[Begin Material to process]

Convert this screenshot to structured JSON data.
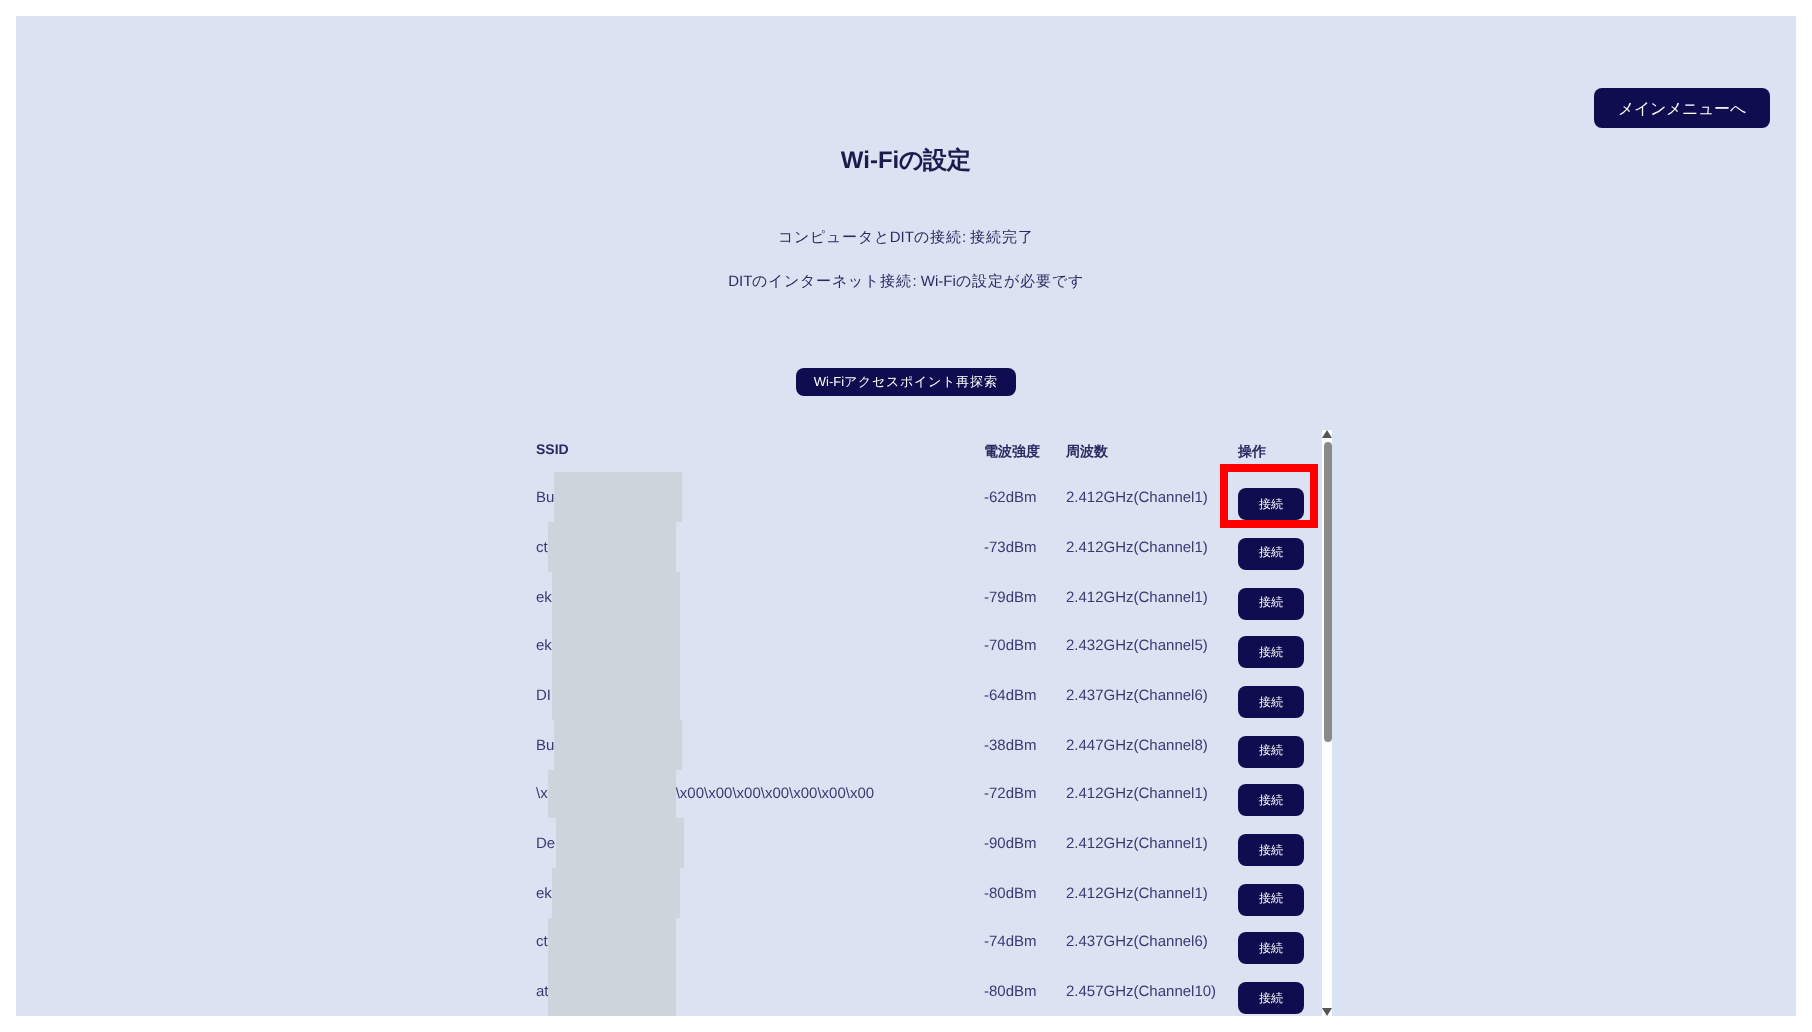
{
  "menu_button": "メインメニューへ",
  "title": "Wi-Fiの設定",
  "status_lines": [
    "コンピュータとDITの接続: 接続完了",
    "DITのインターネット接続: Wi-Fiの設定が必要です"
  ],
  "rescan_button": "Wi-Fiアクセスポイント再探索",
  "table": {
    "columns": [
      "SSID",
      "電波強度",
      "周波数",
      "操作"
    ],
    "rows": [
      {
        "ssid": "Bu",
        "signal": "-62dBm",
        "frequency": "2.412GHz(Channel1)",
        "action": "接続",
        "highlighted": true
      },
      {
        "ssid": "ct",
        "signal": "-73dBm",
        "frequency": "2.412GHz(Channel1)",
        "action": "接続",
        "highlighted": false
      },
      {
        "ssid": "ek",
        "signal": "-79dBm",
        "frequency": "2.412GHz(Channel1)",
        "action": "接続",
        "highlighted": false
      },
      {
        "ssid": "ek",
        "signal": "-70dBm",
        "frequency": "2.432GHz(Channel5)",
        "action": "接続",
        "highlighted": false
      },
      {
        "ssid": "DI",
        "signal": "-64dBm",
        "frequency": "2.437GHz(Channel6)",
        "action": "接続",
        "highlighted": false
      },
      {
        "ssid": "Bu",
        "signal": "-38dBm",
        "frequency": "2.447GHz(Channel8)",
        "action": "接続",
        "highlighted": false
      },
      {
        "ssid": "\\x",
        "ssid_tail": "\\x00\\x00\\x00\\x00\\x00\\x00\\x00",
        "signal": "-72dBm",
        "frequency": "2.412GHz(Channel1)",
        "action": "接続",
        "highlighted": false
      },
      {
        "ssid": "De",
        "signal": "-90dBm",
        "frequency": "2.412GHz(Channel1)",
        "action": "接続",
        "highlighted": false
      },
      {
        "ssid": "ek",
        "signal": "-80dBm",
        "frequency": "2.412GHz(Channel1)",
        "action": "接続",
        "highlighted": false
      },
      {
        "ssid": "ct",
        "signal": "-74dBm",
        "frequency": "2.437GHz(Channel6)",
        "action": "接続",
        "highlighted": false
      },
      {
        "ssid": "at",
        "signal": "-80dBm",
        "frequency": "2.457GHz(Channel10)",
        "action": "接続",
        "highlighted": false
      }
    ]
  }
}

[End Material to process]

◆ Problem statement ◆
Each line of the data is to be duplicated exactly; pictures stay out of the copy.

◆ Solution to the problem ◆
Convert this screenshot to structured JSON data.
{
  "menu_button": "メインメニューへ",
  "title": "Wi-Fiの設定",
  "status_lines": [
    "コンピュータとDITの接続: 接続完了",
    "DITのインターネット接続: Wi-Fiの設定が必要です"
  ],
  "rescan_button": "Wi-Fiアクセスポイント再探索",
  "table": {
    "columns": [
      "SSID",
      "電波強度",
      "周波数",
      "操作"
    ],
    "rows": [
      {
        "ssid": "Bu",
        "signal": "-62dBm",
        "frequency": "2.412GHz(Channel1)",
        "action": "接続",
        "highlighted": true
      },
      {
        "ssid": "ct",
        "signal": "-73dBm",
        "frequency": "2.412GHz(Channel1)",
        "action": "接続",
        "highlighted": false
      },
      {
        "ssid": "ek",
        "signal": "-79dBm",
        "frequency": "2.412GHz(Channel1)",
        "action": "接続",
        "highlighted": false
      },
      {
        "ssid": "ek",
        "signal": "-70dBm",
        "frequency": "2.432GHz(Channel5)",
        "action": "接続",
        "highlighted": false
      },
      {
        "ssid": "DI",
        "signal": "-64dBm",
        "frequency": "2.437GHz(Channel6)",
        "action": "接続",
        "highlighted": false
      },
      {
        "ssid": "Bu",
        "signal": "-38dBm",
        "frequency": "2.447GHz(Channel8)",
        "action": "接続",
        "highlighted": false
      },
      {
        "ssid": "\\x",
        "ssid_tail": "\\x00\\x00\\x00\\x00\\x00\\x00\\x00",
        "signal": "-72dBm",
        "frequency": "2.412GHz(Channel1)",
        "action": "接続",
        "highlighted": false
      },
      {
        "ssid": "De",
        "signal": "-90dBm",
        "frequency": "2.412GHz(Channel1)",
        "action": "接続",
        "highlighted": false
      },
      {
        "ssid": "ek",
        "signal": "-80dBm",
        "frequency": "2.412GHz(Channel1)",
        "action": "接続",
        "highlighted": false
      },
      {
        "ssid": "ct",
        "signal": "-74dBm",
        "frequency": "2.437GHz(Channel6)",
        "action": "接続",
        "highlighted": false
      },
      {
        "ssid": "at",
        "signal": "-80dBm",
        "frequency": "2.457GHz(Channel10)",
        "action": "接続",
        "highlighted": false
      }
    ]
  }
}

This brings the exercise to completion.